■ **Task**
Find every line with the word "JSON". Copy those lines.

+++

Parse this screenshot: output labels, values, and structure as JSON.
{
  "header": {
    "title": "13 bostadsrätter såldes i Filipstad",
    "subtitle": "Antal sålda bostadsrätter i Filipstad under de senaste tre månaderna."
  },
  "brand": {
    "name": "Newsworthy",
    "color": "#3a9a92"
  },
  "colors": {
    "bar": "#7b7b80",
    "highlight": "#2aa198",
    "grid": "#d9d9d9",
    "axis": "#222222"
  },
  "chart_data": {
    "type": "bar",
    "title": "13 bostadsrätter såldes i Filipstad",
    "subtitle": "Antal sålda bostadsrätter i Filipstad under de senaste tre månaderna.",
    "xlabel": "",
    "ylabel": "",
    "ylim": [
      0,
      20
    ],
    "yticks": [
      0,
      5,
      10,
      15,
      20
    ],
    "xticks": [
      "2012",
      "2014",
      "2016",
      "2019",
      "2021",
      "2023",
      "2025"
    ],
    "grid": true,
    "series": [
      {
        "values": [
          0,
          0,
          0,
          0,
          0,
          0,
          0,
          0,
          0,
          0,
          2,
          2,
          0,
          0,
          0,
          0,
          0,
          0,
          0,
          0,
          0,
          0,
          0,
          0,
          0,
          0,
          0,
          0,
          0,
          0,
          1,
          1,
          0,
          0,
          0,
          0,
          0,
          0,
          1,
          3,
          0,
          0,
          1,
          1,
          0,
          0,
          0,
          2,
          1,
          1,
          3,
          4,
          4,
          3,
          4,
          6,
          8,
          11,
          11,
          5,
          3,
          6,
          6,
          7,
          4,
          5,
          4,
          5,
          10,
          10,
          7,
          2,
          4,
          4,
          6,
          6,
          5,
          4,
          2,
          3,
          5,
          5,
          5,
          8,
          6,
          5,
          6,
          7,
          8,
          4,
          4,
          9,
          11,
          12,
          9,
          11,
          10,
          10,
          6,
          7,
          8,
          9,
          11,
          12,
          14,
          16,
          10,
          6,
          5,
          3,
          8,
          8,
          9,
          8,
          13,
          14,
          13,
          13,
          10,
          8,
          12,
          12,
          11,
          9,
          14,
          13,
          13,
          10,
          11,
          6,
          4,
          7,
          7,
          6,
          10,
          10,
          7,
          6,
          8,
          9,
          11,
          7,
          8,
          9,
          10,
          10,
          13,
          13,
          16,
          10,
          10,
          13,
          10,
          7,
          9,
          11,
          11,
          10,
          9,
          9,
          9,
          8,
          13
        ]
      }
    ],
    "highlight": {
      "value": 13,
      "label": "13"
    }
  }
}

+++

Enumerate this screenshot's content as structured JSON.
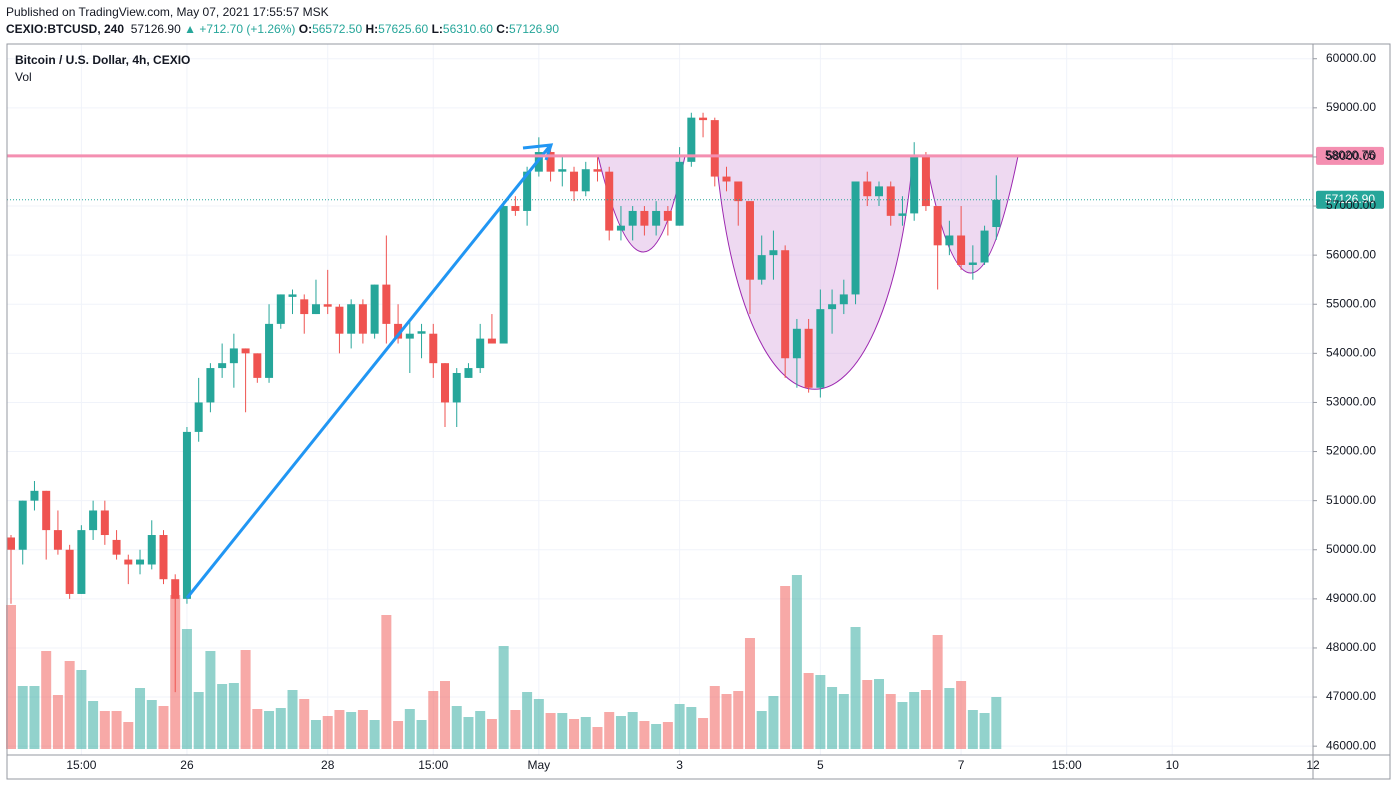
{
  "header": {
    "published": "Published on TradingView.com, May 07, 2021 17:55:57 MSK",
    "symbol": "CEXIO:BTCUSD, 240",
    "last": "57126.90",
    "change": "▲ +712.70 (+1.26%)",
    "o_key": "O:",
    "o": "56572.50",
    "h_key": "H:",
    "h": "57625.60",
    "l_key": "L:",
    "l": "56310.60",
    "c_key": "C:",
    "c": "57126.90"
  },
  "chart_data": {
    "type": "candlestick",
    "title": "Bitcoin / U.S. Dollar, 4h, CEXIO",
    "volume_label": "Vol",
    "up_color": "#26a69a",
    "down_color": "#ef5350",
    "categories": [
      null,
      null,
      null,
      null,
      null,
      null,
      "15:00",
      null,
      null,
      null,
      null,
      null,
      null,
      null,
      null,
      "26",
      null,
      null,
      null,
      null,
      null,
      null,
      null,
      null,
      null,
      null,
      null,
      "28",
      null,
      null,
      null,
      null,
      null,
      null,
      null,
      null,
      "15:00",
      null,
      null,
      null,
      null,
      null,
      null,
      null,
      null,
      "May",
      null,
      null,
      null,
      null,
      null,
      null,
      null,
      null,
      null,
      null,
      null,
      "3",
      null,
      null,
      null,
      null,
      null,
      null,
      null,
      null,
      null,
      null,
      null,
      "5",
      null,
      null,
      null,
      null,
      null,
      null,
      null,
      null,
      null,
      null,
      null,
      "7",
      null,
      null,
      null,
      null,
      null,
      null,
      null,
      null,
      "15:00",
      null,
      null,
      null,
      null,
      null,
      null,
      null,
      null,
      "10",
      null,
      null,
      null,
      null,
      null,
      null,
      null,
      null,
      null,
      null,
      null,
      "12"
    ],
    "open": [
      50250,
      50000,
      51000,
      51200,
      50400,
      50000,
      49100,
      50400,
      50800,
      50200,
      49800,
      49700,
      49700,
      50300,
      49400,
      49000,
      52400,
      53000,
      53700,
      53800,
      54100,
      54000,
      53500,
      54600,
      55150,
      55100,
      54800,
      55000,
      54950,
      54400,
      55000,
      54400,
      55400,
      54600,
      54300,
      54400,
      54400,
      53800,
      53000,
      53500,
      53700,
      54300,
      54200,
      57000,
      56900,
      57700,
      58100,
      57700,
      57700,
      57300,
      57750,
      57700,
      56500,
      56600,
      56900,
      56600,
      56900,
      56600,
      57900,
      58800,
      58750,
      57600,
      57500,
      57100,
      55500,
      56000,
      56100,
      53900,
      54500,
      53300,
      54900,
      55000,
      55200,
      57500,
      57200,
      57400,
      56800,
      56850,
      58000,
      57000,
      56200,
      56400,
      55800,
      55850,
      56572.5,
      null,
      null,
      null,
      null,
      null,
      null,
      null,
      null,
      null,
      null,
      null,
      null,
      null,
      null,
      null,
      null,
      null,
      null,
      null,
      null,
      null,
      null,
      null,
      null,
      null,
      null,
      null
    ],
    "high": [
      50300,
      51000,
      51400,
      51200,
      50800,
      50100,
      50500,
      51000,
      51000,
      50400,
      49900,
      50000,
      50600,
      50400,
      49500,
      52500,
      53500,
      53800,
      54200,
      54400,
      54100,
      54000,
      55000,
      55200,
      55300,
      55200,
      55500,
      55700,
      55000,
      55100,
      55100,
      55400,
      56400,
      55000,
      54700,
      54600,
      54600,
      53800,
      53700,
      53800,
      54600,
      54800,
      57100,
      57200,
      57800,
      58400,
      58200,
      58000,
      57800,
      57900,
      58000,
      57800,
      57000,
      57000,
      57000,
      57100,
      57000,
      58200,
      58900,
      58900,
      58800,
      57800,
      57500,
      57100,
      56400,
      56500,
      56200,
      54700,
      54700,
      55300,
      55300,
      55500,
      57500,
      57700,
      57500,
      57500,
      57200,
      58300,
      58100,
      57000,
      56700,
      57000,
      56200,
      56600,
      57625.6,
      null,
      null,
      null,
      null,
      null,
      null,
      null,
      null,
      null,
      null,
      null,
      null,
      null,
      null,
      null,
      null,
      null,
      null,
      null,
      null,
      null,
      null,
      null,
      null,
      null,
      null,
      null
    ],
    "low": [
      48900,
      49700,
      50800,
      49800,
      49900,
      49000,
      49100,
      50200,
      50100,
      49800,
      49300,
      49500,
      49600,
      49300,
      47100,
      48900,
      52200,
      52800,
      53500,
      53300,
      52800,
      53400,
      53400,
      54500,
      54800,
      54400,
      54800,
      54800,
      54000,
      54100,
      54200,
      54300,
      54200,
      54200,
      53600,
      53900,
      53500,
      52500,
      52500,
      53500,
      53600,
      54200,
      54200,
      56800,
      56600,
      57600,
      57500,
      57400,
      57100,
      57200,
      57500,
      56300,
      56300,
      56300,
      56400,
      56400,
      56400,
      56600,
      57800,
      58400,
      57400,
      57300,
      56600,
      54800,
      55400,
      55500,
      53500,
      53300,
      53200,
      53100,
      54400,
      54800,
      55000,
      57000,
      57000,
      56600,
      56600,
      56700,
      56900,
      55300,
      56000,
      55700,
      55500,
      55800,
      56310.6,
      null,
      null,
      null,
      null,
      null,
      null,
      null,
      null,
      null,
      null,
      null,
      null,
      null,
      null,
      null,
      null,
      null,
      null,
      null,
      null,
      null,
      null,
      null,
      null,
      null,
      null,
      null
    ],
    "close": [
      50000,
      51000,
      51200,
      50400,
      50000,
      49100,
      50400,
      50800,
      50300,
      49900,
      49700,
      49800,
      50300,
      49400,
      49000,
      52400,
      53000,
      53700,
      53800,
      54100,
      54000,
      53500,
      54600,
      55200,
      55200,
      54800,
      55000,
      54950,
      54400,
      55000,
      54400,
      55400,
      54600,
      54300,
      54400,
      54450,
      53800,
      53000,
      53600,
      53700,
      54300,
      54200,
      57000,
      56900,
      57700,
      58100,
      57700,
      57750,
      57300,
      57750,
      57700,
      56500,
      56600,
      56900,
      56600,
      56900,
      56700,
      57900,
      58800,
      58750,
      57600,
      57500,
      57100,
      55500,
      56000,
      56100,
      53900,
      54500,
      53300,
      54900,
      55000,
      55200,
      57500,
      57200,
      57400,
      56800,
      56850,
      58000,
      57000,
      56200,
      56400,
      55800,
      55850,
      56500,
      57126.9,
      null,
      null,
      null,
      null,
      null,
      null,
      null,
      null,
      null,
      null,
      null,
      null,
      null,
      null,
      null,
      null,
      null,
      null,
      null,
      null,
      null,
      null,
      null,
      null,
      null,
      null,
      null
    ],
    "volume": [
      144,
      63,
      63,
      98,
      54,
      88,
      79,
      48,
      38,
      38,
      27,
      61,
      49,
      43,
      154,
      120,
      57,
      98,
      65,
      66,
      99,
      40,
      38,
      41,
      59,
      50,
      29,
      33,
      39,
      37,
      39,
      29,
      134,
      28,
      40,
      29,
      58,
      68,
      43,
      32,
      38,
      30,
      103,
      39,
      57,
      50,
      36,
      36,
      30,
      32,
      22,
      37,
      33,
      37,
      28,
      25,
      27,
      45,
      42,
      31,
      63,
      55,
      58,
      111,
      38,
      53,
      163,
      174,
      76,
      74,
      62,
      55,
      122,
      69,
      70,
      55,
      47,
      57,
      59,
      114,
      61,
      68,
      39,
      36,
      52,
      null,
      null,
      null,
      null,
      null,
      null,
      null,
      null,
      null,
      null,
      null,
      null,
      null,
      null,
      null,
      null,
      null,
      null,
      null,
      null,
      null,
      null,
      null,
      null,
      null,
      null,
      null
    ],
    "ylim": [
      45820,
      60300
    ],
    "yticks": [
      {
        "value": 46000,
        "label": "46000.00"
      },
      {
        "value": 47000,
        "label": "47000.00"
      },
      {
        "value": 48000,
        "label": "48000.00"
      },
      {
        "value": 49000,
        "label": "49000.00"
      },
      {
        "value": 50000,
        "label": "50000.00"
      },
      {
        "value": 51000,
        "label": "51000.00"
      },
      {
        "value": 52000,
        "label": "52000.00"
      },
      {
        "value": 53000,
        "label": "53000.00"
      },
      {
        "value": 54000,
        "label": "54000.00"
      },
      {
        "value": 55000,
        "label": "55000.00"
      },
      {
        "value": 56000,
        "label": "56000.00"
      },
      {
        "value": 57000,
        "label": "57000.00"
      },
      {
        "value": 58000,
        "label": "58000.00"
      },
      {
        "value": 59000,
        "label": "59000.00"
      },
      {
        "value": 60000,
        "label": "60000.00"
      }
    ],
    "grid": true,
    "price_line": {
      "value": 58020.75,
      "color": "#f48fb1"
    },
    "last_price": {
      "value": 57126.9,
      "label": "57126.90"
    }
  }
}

+++

■ **Expected answer**
Parse this screenshot: output labels, values, and structure as JSON.
Enumerate this screenshot's content as structured JSON.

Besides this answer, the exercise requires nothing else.